§ Task statement: Skip the pictures. Reproduce all other material exactly.

[Collection entries]

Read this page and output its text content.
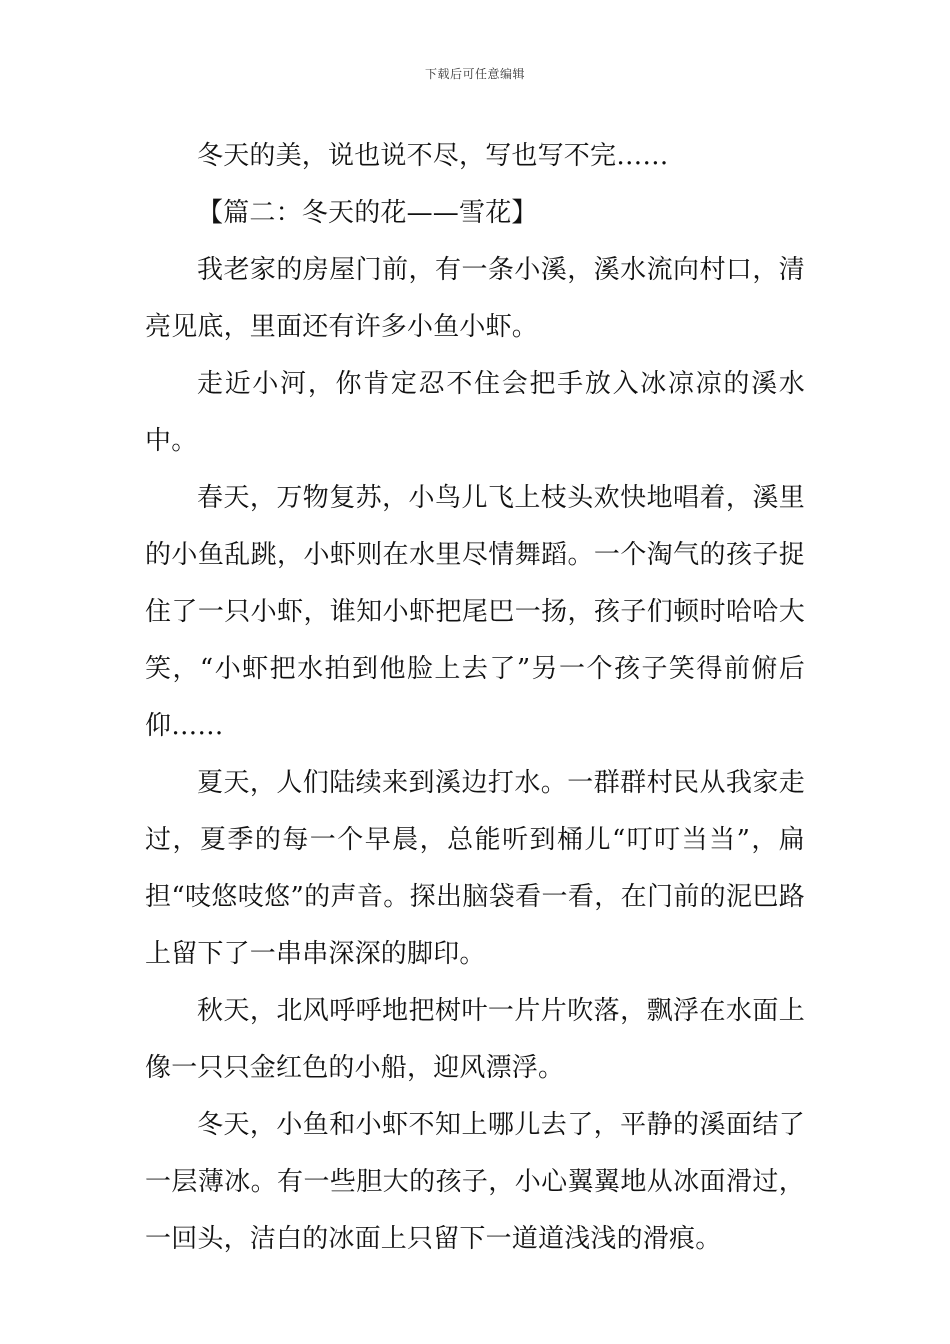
下载后可任意编辑

冬天的美，说也说不尽，写也写不完……

【篇二：冬天的花——雪花】

我老家的房屋门前，有一条小溪，溪水流向村口，清亮见底，里面还有许多小鱼小虾。

走近小河，你肯定忍不住会把手放入冰凉凉的溪水中。

春天，万物复苏，小鸟儿飞上枝头欢快地唱着，溪里的小鱼乱跳，小虾则在水里尽情舞蹈。一个淘气的孩子捉住了一只小虾，谁知小虾把尾巴一扬，孩子们顿时哈哈大笑，“小虾把水拍到他脸上去了”另一个孩子笑得前俯后仰……

夏天，人们陆续来到溪边打水。一群群村民从我家走过，夏季的每一个早晨，总能听到桶儿“叮叮当当”，扁担“吱悠吱悠”的声音。探出脑袋看一看，在门前的泥巴路上留下了一串串深深的脚印。

秋天，北风呼呼地把树叶一片片吹落，飘浮在水面上像一只只金红色的小船，迎风漂浮。

冬天，小鱼和小虾不知上哪儿去了，平静的溪面结了一层薄冰。有一些胆大的孩子，小心翼翼地从冰面滑过，一回头，洁白的冰面上只留下一道道浅浅的滑痕。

§ Answer to this exercise:
Read this page and output its text content.
下载后可任意编辑

冬天的美，说也说不尽，写也写不完……

【篇二：冬天的花——雪花】

我老家的房屋门前，有一条小溪，溪水流向村口，清亮见底，里面还有许多小鱼小虾。

走近小河，你肯定忍不住会把手放入冰凉凉的溪水中。

春天，万物复苏，小鸟儿飞上枝头欢快地唱着，溪里的小鱼乱跳，小虾则在水里尽情舞蹈。一个淘气的孩子捉住了一只小虾，谁知小虾把尾巴一扬，孩子们顿时哈哈大笑，“小虾把水拍到他脸上去了”另一个孩子笑得前俯后仰……

夏天，人们陆续来到溪边打水。一群群村民从我家走过，夏季的每一个早晨，总能听到桶儿“叮叮当当”，扁担“吱悠吱悠”的声音。探出脑袋看一看，在门前的泥巴路上留下了一串串深深的脚印。

秋天，北风呼呼地把树叶一片片吹落，飘浮在水面上像一只只金红色的小船，迎风漂浮。

冬天，小鱼和小虾不知上哪儿去了，平静的溪面结了一层薄冰。有一些胆大的孩子，小心翼翼地从冰面滑过，一回头，洁白的冰面上只留下一道道浅浅的滑痕。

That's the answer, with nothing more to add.